--- BEGIN ---

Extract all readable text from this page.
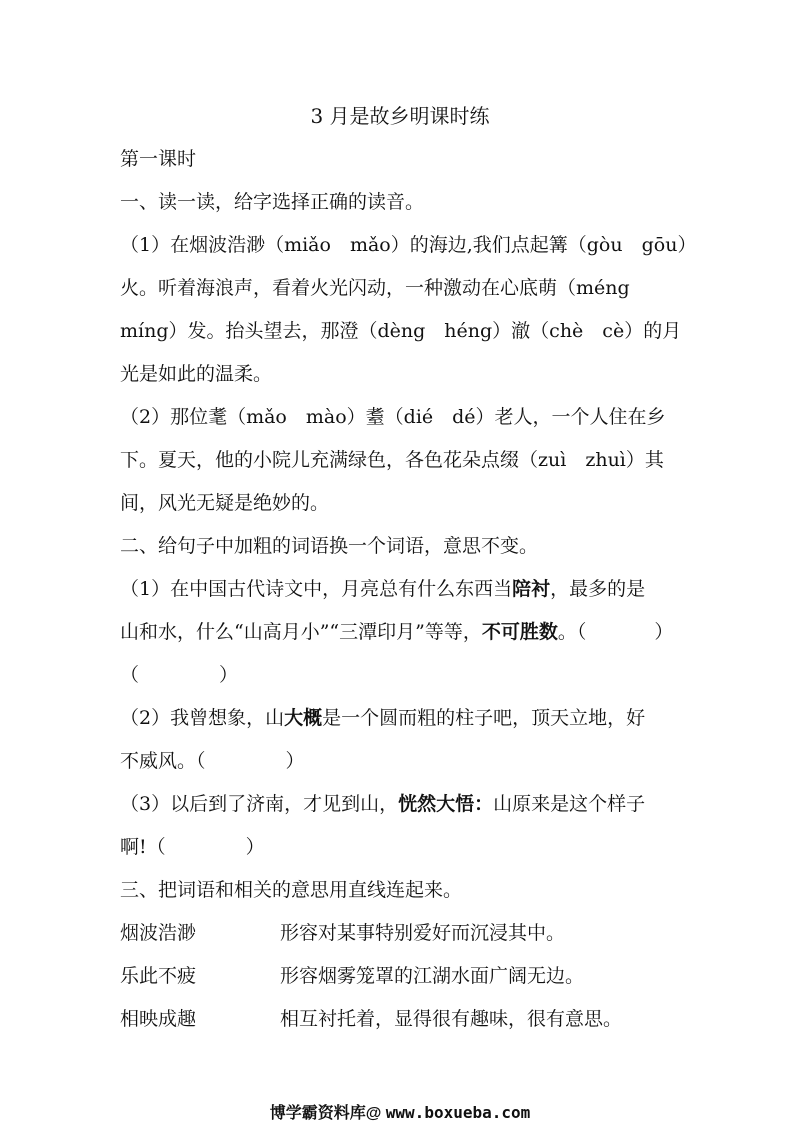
3 月是故乡明课时练
第一课时
一、读一读，给字选择正确的读音。
（1）在烟波浩渺（miǎo　mǎo）的海边,我们点起篝（gòu　gōu）
火。听着海浪声，看着火光闪动，一种激动在心底萌（méng
míng）发。抬头望去，那澄（dèng　héng）澈（chè　cè）的月
光是如此的温柔。
（2）那位耄（mǎo　mào）耋（dié　dé）老人，一个人住在乡
下。夏天，他的小院儿充满绿色，各色花朵点缀（zuì　zhuì）其
间，风光无疑是绝妙的。
二、给句子中加粗的词语换一个词语，意思不变。
（1）在中国古代诗文中，月亮总有什么东西当陪衬，最多的是
山和水，什么“山高月小”“三潭印月”等等，不可胜数。（	）
（	）
（2）我曾想象，山大概是一个圆而粗的柱子吧，顶天立地，好
不威风。（	）
（3）以后到了济南，才见到山，恍然大悟：山原来是这个样子
啊!（	）
三、把词语和相关的意思用直线连起来。
烟波浩渺	形容对某事特别爱好而沉浸其中。
乐此不疲	形容烟雾笼罩的江湖水面广阔无边。
相映成趣	相互衬托着，显得很有趣味，很有意思。
博学霸资料库@ www.boxueba.com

--- END ---

### Work to complete:
Quote the data exactly, leaving every image out of the copy.

### Result of the task:
Extract all readable text from this page.
3 月是故乡明课时练
第一课时
一、读一读，给字选择正确的读音。
（1）在烟波浩渺（miǎo　mǎo）的海边,我们点起篝（gòu　gōu）
火。听着海浪声，看着火光闪动，一种激动在心底萌（méng
míng）发。抬头望去，那澄（dèng　héng）澈（chè　cè）的月
光是如此的温柔。
（2）那位耄（mǎo　mào）耋（dié　dé）老人，一个人住在乡
下。夏天，他的小院儿充满绿色，各色花朵点缀（zuì　zhuì）其
间，风光无疑是绝妙的。
二、给句子中加粗的词语换一个词语，意思不变。
（1）在中国古代诗文中，月亮总有什么东西当陪衬，最多的是
山和水，什么“山高月小”“三潭印月”等等，不可胜数。（	）
（	）
（2）我曾想象，山大概是一个圆而粗的柱子吧，顶天立地，好
不威风。（	）
（3）以后到了济南，才见到山，恍然大悟：山原来是这个样子
啊!（	）
三、把词语和相关的意思用直线连起来。
烟波浩渺	形容对某事特别爱好而沉浸其中。
乐此不疲	形容烟雾笼罩的江湖水面广阔无边。
相映成趣	相互衬托着，显得很有趣味，很有意思。
博学霸资料库@ www.boxueba.com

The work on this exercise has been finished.